=== PROBLEM TO WORK ON ===
Locate the word "rgba" in the entries below, then gather every line that holds it.

● ● ● ● ●

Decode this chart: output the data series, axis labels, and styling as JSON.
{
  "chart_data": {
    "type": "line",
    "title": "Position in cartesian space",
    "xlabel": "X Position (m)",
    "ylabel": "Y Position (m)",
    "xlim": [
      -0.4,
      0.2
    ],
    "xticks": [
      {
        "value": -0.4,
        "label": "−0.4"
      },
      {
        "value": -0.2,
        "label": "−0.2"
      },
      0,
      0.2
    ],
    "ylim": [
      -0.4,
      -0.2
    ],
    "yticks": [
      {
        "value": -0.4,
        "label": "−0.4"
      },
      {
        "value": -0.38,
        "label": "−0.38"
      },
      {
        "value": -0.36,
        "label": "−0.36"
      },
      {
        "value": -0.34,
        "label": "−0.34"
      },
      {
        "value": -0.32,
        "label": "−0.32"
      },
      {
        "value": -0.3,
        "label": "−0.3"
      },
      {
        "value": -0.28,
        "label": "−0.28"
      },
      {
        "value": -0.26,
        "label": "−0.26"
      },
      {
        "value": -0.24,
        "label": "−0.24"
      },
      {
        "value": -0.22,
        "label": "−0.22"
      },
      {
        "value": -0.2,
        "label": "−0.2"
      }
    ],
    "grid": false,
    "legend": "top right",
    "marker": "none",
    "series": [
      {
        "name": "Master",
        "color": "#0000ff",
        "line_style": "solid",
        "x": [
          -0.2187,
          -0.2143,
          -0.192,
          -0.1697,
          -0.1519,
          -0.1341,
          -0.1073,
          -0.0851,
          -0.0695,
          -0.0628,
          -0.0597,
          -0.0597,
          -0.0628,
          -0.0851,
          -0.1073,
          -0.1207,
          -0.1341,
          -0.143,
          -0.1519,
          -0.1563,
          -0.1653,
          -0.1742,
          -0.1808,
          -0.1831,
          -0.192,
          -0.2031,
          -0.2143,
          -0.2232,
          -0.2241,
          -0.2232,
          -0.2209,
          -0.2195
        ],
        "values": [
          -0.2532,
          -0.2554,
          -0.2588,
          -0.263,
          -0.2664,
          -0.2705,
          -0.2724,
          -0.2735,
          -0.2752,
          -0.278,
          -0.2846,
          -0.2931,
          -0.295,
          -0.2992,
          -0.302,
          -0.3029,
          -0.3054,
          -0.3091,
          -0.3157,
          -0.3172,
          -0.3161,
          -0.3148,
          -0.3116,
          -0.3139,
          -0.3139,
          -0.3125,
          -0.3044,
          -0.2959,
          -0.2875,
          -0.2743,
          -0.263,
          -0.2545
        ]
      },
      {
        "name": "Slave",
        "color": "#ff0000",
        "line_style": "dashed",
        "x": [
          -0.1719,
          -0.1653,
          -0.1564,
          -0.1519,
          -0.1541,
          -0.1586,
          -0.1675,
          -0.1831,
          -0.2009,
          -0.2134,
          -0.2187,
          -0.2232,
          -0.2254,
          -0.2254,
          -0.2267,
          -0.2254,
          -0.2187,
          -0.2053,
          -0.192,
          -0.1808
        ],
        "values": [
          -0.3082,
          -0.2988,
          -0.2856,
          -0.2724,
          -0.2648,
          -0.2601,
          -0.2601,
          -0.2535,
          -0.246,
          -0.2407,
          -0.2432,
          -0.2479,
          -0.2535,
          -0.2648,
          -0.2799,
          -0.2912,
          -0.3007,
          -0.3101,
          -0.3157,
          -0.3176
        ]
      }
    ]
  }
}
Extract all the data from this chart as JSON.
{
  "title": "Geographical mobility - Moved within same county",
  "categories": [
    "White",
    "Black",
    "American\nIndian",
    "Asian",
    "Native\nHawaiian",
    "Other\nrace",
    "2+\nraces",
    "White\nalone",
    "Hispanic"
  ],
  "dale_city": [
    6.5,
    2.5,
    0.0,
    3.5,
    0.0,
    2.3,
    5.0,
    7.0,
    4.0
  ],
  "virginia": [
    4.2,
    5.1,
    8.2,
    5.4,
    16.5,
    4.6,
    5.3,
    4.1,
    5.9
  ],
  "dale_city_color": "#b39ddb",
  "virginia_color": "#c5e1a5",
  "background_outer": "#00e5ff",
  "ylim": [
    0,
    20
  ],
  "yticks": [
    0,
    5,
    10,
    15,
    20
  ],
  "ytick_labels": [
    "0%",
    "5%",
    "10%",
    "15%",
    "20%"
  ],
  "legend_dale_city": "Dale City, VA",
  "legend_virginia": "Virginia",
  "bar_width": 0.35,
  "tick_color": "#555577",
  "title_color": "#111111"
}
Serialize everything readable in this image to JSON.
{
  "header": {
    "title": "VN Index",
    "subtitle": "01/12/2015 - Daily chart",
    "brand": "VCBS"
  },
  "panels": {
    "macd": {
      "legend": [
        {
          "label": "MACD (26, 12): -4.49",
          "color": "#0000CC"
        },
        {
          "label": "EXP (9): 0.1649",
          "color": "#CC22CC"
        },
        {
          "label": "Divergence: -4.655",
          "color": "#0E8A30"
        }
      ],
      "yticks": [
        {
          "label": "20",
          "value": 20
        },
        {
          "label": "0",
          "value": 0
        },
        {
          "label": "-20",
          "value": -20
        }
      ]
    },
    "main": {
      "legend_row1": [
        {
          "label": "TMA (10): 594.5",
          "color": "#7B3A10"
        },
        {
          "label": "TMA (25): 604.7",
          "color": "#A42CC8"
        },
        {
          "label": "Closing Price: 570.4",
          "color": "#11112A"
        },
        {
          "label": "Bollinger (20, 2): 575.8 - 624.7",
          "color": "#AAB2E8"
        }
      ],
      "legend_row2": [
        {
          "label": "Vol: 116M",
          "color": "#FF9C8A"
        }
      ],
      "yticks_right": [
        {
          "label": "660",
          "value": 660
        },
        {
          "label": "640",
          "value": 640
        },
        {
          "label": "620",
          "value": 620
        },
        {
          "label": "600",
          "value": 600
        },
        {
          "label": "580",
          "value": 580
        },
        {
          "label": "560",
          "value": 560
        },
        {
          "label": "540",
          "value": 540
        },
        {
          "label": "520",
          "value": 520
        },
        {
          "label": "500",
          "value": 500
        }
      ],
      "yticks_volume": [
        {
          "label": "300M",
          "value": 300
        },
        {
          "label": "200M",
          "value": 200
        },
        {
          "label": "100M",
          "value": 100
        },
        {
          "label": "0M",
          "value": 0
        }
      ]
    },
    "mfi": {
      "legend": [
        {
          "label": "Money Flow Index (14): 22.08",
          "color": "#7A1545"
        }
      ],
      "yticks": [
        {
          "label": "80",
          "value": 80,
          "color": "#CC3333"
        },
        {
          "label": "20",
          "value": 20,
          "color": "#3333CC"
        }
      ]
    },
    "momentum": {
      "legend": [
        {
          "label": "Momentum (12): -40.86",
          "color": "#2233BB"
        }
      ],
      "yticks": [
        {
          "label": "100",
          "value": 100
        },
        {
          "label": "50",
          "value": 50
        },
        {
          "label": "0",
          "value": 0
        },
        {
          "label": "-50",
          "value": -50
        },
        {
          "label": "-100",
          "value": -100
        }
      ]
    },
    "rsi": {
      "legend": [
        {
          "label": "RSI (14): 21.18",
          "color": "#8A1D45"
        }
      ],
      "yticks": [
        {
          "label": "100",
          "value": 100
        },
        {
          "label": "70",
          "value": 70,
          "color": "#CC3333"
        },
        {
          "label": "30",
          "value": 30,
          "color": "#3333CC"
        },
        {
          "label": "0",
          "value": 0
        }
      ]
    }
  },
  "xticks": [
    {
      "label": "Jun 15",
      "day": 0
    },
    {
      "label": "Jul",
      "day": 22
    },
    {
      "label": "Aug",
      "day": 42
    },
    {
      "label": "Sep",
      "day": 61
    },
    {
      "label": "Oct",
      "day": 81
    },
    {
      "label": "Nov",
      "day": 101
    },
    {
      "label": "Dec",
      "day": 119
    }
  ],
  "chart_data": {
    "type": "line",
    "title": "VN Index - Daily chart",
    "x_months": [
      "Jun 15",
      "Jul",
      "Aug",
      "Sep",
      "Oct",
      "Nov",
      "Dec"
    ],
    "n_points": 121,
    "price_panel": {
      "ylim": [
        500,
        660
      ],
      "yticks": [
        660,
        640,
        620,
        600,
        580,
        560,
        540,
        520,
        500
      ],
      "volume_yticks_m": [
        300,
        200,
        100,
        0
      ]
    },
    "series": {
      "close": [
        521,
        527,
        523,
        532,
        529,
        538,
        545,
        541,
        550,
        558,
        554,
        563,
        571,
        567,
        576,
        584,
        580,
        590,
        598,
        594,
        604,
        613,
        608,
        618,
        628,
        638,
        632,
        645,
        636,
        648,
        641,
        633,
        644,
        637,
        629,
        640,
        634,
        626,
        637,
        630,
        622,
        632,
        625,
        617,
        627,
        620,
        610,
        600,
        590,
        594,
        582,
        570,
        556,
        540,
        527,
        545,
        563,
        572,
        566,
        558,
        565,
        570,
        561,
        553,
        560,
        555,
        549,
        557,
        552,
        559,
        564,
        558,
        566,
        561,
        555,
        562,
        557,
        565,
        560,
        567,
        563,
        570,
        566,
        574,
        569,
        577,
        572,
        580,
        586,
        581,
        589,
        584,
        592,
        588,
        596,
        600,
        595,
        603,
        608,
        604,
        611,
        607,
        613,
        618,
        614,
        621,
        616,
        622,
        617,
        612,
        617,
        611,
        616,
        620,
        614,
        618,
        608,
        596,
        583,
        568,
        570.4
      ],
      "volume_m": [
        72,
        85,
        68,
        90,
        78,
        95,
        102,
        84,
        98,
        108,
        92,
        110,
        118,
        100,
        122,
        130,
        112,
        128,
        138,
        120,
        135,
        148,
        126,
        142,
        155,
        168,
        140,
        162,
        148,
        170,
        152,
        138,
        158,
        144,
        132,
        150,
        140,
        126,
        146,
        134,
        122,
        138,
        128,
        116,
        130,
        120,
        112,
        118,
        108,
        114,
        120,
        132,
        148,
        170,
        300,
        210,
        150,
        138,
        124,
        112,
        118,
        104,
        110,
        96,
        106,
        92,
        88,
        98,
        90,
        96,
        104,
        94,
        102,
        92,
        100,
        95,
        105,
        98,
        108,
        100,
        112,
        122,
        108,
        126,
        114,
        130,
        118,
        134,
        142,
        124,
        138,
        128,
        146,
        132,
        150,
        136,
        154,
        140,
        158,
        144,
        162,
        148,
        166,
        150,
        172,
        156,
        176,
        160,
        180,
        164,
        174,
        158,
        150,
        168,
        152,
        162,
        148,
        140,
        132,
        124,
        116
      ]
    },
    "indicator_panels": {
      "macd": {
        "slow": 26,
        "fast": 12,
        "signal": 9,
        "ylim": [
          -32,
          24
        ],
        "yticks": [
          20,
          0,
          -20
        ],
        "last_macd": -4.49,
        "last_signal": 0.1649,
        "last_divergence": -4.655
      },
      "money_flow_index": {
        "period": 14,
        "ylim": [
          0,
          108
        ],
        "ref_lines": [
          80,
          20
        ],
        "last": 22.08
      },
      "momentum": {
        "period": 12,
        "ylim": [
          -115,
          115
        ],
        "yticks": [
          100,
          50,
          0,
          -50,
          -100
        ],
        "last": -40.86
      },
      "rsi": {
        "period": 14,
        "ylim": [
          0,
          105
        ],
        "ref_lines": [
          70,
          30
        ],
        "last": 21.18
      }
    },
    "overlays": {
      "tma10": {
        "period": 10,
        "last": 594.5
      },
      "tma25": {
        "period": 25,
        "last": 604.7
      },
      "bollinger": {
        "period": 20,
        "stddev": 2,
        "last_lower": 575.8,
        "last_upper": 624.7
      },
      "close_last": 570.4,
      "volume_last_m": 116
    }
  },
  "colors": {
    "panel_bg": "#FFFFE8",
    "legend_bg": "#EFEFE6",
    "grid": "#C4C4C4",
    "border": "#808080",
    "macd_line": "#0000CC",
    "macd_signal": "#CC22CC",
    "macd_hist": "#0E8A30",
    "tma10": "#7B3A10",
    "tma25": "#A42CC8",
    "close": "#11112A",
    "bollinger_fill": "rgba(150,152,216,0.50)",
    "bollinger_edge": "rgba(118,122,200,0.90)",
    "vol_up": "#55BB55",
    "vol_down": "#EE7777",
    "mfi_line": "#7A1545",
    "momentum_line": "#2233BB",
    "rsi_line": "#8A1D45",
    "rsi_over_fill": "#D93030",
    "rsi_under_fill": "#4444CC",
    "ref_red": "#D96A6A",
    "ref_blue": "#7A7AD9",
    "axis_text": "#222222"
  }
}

● ● ● ● ●

=== EXERCISE RESULT ===
    "bollinger_fill": "rgba(150,152,216,0.50)",
    "bollinger_edge": "rgba(118,122,200,0.90)",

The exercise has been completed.